(Saved entries)
● ● ● ● ●
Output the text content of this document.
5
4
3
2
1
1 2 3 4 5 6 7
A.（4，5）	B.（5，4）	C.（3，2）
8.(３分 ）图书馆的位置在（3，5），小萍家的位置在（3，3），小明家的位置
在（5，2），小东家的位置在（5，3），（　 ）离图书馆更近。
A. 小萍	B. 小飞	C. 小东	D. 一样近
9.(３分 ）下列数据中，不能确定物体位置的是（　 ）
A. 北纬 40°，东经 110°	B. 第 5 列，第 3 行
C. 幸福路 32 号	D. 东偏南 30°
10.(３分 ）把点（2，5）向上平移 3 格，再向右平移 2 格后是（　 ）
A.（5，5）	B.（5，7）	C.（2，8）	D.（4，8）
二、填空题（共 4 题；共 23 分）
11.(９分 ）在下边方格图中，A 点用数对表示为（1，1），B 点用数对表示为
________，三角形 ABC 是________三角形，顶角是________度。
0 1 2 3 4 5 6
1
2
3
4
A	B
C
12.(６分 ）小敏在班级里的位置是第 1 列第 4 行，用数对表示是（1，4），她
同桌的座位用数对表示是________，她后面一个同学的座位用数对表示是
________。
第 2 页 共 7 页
● ● ● ● ●
• _Set task_:
Transcribe all the entries, keeping each one exactly as it is.

• _Answer to this exercise_:
Output the text content of this document.
5
4
3
2
1
1 2 3 4 5 6 7
A.（4，5）	B.（5，4）	C.（3，2）
8.(３分 ）图书馆的位置在（3，5），小萍家的位置在（3，3），小明家的位置
在（5，2），小东家的位置在（5，3），（　 ）离图书馆更近。
A. 小萍	B. 小飞	C. 小东	D. 一样近
9.(３分 ）下列数据中，不能确定物体位置的是（　 ）
A. 北纬 40°，东经 110°	B. 第 5 列，第 3 行
C. 幸福路 32 号	D. 东偏南 30°
10.(３分 ）把点（2，5）向上平移 3 格，再向右平移 2 格后是（　 ）
A.（5，5）	B.（5，7）	C.（2，8）	D.（4，8）
二、填空题（共 4 题；共 23 分）
11.(９分 ）在下边方格图中，A 点用数对表示为（1，1），B 点用数对表示为
________，三角形 ABC 是________三角形，顶角是________度。
0 1 2 3 4 5 6
1
2
3
4
A	B
C
12.(６分 ）小敏在班级里的位置是第 1 列第 4 行，用数对表示是（1，4），她
同桌的座位用数对表示是________，她后面一个同学的座位用数对表示是
________。
第 2 页 共 7 页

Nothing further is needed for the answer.